Prompt: All the data below goes into the copy word for word, but the pictures don't.

Records supplied:
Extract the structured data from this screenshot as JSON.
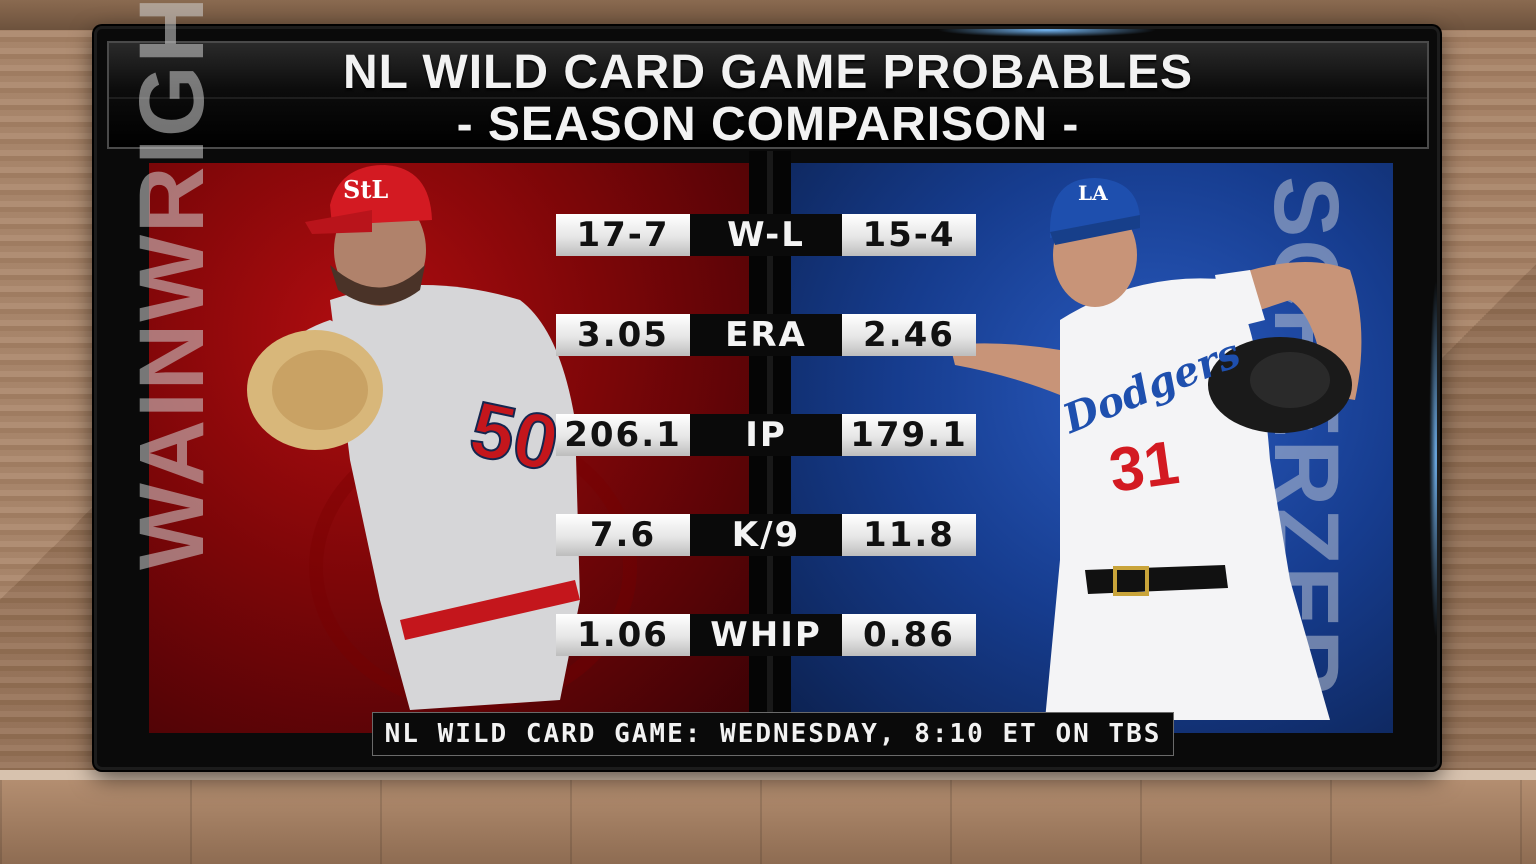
{
  "graphic": {
    "title": "NL WILD CARD GAME PROBABLES",
    "subtitle": "- SEASON COMPARISON -",
    "footer": "NL WILD CARD GAME: WEDNESDAY, 8:10 ET ON TBS"
  },
  "players": {
    "left": {
      "name": "WAINWRIGHT",
      "jersey_number": "50",
      "team_color": "#b00d10"
    },
    "right": {
      "name": "SCHERZER",
      "jersey_number": "31",
      "team_color": "#1e4fae"
    }
  },
  "stats": [
    {
      "label": "W-L",
      "left": "17-7",
      "right": "15-4"
    },
    {
      "label": "ERA",
      "left": "3.05",
      "right": "2.46"
    },
    {
      "label": "IP",
      "left": "206.1",
      "right": "179.1"
    },
    {
      "label": "K/9",
      "left": "7.6",
      "right": "11.8"
    },
    {
      "label": "WHIP",
      "left": "1.06",
      "right": "0.86"
    }
  ],
  "icons": [
    "cardinals-player-photo",
    "dodgers-player-photo",
    "cardinals-logo-watermark",
    "dodgers-logo-watermark"
  ]
}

Written answer:
Extract the structured data from this screenshot as JSON.
{
  "graphic": {
    "title": "NL WILD CARD GAME PROBABLES",
    "subtitle": "- SEASON COMPARISON -",
    "footer": "NL WILD CARD GAME: WEDNESDAY, 8:10 ET ON TBS"
  },
  "players": {
    "left": {
      "name": "WAINWRIGHT",
      "jersey_number": "50",
      "team_color": "#b00d10"
    },
    "right": {
      "name": "SCHERZER",
      "jersey_number": "31",
      "team_color": "#1e4fae"
    }
  },
  "stats": [
    {
      "label": "W-L",
      "left": "17-7",
      "right": "15-4"
    },
    {
      "label": "ERA",
      "left": "3.05",
      "right": "2.46"
    },
    {
      "label": "IP",
      "left": "206.1",
      "right": "179.1"
    },
    {
      "label": "K/9",
      "left": "7.6",
      "right": "11.8"
    },
    {
      "label": "WHIP",
      "left": "1.06",
      "right": "0.86"
    }
  ],
  "icons": [
    "cardinals-player-photo",
    "dodgers-player-photo",
    "cardinals-logo-watermark",
    "dodgers-logo-watermark"
  ]
}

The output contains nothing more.